Selected text —
■ ■ ■ ■

As the IRS continues to work to implement the new law, the agency will treat 2023 as an additional transition year. This will reduce the potential confusion caused by the distribution of an estimated 44 million Forms 1099-K, Payment Card and Third Party Network Transactions, sent to many taxpayers who wouldn’t expect one and may not have a tax obligation. As a result, reporting will not be required unless the taxpayer receives more than $20,000 and has more than 200 transactions in 2023.

Given the complexity of the new provision, the large number of individual taxpayers affected and the need for stakeholders to have certainty with enough lead time, the IRS is planning for a threshold of $5,000 for tax year 2024 as part of a phase-in to implement the $600 reporting threshold enacted under the American Rescue Plan (ARP).

Following feedback from the tax community, the IRS is also looking to make updates to Form 1040 and related schedules for 2024 that would make the reporting process easier for taxpayers. Changes to the Form 1040 series are complex and take time; delaying changes to tax year 2024 allows for additional feedback.

The ARP required third party settlement organizations (TPSOs), which include popular payment apps and online marketplaces, to report payments of more than $600 for the sale of goods and services on a Form 1099-K starting in 2022. These forms would go to the IRS and to taxpayers and would help taxpayers fill out their tax returns. Before the ARP, the reporting requirement applied only to the sale of goods and services involving more than 200 transactions per year totaling more than $20,000.

■ ■ ■ ■

Set tasks —
1 - In the IRS notice on Form 1099-K reporting, what threshold is the IRS planning for tax year 2024?
2 - From the IRS notice on Form 1099-K reporting, retype the passage starting at "Given the complexity" and ending at "for additional feedback.".
3 - Write what comes next in the IRS notice on Form 1099-K reporting, picking up after its final sentence.

■ ■ ■ ■

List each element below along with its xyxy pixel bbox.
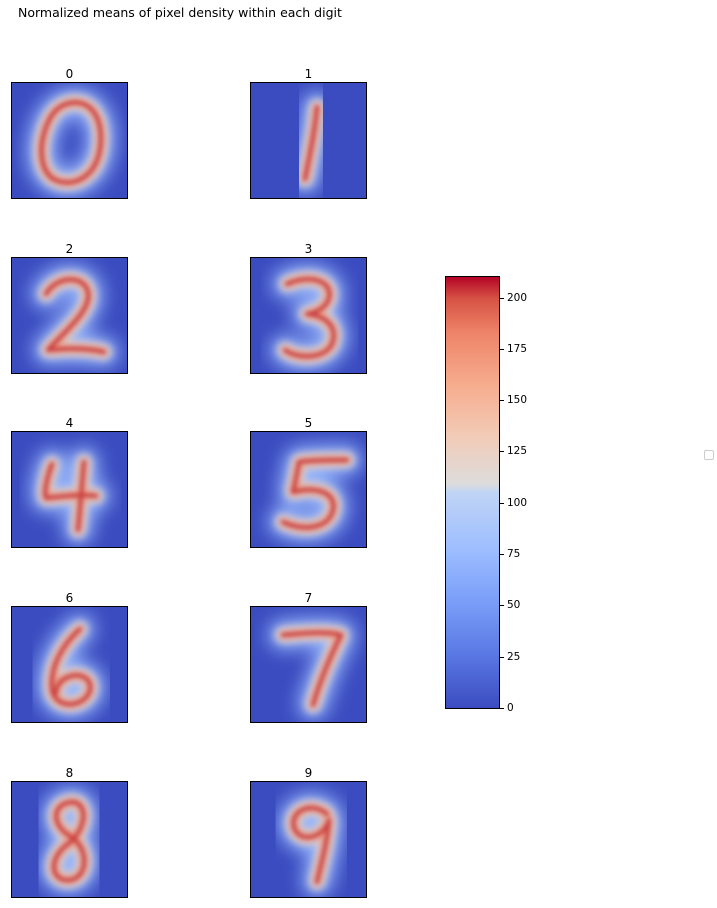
heatmap-svg	[270, 264, 349, 372]
panel-title: 8	[65, 766, 74, 780]
digit-density-stroke	[43, 460, 98, 532]
digit-heatmap	[11, 257, 128, 374]
heatmap-svg	[268, 445, 362, 543]
digit-heatmap	[11, 431, 128, 548]
panel-title: 4	[65, 416, 74, 430]
digit-panel-9: 9	[250, 765, 367, 898]
digit-heatmap	[11, 781, 128, 898]
colorbar-tick-label: 175	[507, 342, 528, 355]
colorbar-tick	[499, 605, 504, 607]
colorbar-tick-label: 25	[507, 650, 521, 663]
panel-title: 9	[304, 766, 313, 780]
panel-title: 7	[304, 591, 313, 605]
panel-title: 6	[65, 591, 74, 605]
colorbar-tick-label: 150	[507, 394, 528, 407]
colorbar-tick	[499, 708, 504, 709]
digit-heatmap	[250, 431, 367, 548]
heatmap-svg	[30, 447, 111, 545]
colorbar-tick-label: 125	[507, 445, 528, 458]
colorbar-tick	[499, 400, 504, 402]
digit-density-stroke	[52, 800, 87, 883]
heatmap-svg	[278, 792, 344, 897]
digit-density-stroke	[303, 105, 319, 181]
colorbar-tick-label: 50	[507, 599, 521, 612]
digit-density-stroke	[281, 458, 349, 530]
heatmap-svg	[36, 614, 106, 719]
digit-heatmap	[250, 82, 367, 199]
panel-title: 0	[65, 67, 74, 81]
colorbar-tick	[499, 554, 504, 556]
digit-density-stroke	[39, 100, 103, 185]
colorbar-tick	[499, 348, 504, 350]
digit-heatmap	[11, 82, 128, 199]
panel-title: 5	[304, 416, 313, 430]
heatmap-svg	[26, 87, 116, 198]
panel-title: 2	[65, 242, 74, 256]
colorbar-tick	[499, 451, 504, 453]
digit-density-stroke	[291, 805, 331, 884]
colorbar-tick	[499, 502, 504, 504]
colorbar-tick-label: 75	[507, 548, 521, 561]
digit-density-stroke	[44, 277, 106, 354]
heatmap-svg	[39, 787, 100, 895]
colorbar-tick	[499, 297, 504, 299]
digit-panel-8: 8	[11, 765, 128, 898]
digit-density-stroke	[49, 627, 93, 706]
digit-heatmap	[250, 257, 367, 374]
digit-panel-1: 1	[250, 66, 367, 199]
digit-panel-6: 6	[11, 590, 128, 723]
heatmap-svg	[31, 264, 119, 367]
digit-heatmap	[250, 781, 367, 898]
digit-density-stroke	[283, 277, 336, 359]
digit-heatmap	[250, 606, 367, 723]
digit-panel-3: 3	[250, 241, 367, 374]
colorbar	[445, 276, 500, 709]
colorbar-tick-label: 0	[507, 702, 514, 714]
panel-title: 3	[304, 242, 313, 256]
heatmap-svg	[290, 92, 332, 194]
digit-panel-4: 4	[11, 415, 128, 548]
figure-suptitle: Normalized means of pixel density within…	[18, 5, 342, 20]
digit-panel-2: 2	[11, 241, 128, 374]
digit-heatmap	[11, 606, 128, 723]
digit-panel-7: 7	[250, 590, 367, 723]
colorbar-tick	[499, 656, 504, 658]
digit-density-stroke	[281, 630, 343, 707]
colorbar-tick-label: 100	[507, 496, 528, 509]
heatmap-svg	[268, 617, 356, 720]
colorbar-tick-label: 200	[507, 291, 528, 304]
digit-panel-5: 5	[250, 415, 367, 548]
digit-panel-0: 0	[11, 66, 128, 199]
empty-legend	[704, 450, 714, 460]
panel-title: 1	[304, 67, 313, 81]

■ ■ ■ ■

The results —
1 - A threshold of $5,000.

2 -
Given the complexity of the new provision, the large number of individual taxpayers affected and the need for stakeholders to have certainty with enough lead time, the IRS is planning for a threshold of $5,000 for tax year 2024 as part of a phase-in to implement the $600 reporting threshold enacted under the American Rescue Plan (ARP).

Following feedback from the tax community, the IRS is also looking to make updates to Form 1040 and related schedules for 2024 that would make the reporting process easier for taxpayers. Changes to the Form 1040 series are complex and take time; delaying changes to tax year 2024 allows for additional feedback.

3 -
The IRS temporarily delayed the new requirement last year.

Reporting requirements do not apply to personal transactions such as birthday or holiday gifts, sharing the cost of a car ride or meal, or paying a family member or another for a household bill. These payments are not taxable and should not be reported on Form 1099-K. However, the casual sale of goods and services, including selling used personal items such as clothing, furniture and other household items for a loss, could generate a Form 1099-K for many people, even if the seller has no tax liability from those sales.

This complexity in distinguishing between these types of transactions factored into the IRS decision to delay the reporting requirements an additional year and to plan for a threshold of $5,000 for 2024 in order to phase in implementation. The IRS invites feedback on the threshold of $5,000 for tax year 2024 and other elements of the reporting requirement, including how best to focus reporting on taxable transactions.

Check back on the Intuit® Tax Pro Center for updates. Fact Sheet 2023-27 contains more details about this announcement.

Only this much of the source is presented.